▸ Given problem
Compute the number of lines that include the string "Edit", then output that number and nothing else.

▸ Supplied data
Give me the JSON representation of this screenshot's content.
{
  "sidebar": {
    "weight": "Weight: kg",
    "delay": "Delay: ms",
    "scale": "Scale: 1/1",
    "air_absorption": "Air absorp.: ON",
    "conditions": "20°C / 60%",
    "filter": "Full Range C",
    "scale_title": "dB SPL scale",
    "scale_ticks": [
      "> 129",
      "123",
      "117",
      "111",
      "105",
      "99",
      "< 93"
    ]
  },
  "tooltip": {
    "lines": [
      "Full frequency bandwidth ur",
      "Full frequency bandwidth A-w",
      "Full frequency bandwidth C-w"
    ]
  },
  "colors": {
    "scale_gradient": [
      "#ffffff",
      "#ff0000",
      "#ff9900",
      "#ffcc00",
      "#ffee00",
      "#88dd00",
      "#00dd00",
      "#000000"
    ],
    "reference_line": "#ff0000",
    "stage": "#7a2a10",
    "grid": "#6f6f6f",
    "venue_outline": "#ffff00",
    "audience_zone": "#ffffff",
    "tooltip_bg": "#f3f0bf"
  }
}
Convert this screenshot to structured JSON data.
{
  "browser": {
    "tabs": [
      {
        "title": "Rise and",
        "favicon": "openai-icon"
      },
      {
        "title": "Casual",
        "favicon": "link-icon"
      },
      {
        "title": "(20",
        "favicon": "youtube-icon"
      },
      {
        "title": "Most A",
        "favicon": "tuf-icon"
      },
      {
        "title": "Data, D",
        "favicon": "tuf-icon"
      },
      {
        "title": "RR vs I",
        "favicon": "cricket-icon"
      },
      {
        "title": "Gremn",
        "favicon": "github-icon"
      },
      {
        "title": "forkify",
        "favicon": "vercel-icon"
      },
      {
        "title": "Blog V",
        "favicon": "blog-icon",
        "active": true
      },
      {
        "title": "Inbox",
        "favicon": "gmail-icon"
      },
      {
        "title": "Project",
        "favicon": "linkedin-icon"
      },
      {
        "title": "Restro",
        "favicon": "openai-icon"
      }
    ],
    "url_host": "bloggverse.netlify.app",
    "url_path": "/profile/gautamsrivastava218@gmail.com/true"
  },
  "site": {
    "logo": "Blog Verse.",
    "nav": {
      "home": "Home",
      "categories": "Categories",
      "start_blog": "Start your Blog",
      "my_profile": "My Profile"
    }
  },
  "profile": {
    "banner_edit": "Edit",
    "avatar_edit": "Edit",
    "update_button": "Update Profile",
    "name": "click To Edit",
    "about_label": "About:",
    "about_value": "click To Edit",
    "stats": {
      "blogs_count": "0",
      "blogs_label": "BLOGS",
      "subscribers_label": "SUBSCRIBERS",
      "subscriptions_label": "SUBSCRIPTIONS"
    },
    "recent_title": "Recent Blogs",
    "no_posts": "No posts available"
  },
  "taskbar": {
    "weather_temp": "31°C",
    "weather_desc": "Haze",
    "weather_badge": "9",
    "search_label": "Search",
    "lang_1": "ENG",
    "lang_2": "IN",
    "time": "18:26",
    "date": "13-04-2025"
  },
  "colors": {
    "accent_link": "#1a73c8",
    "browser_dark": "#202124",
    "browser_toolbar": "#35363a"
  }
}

▸ Response to this task
4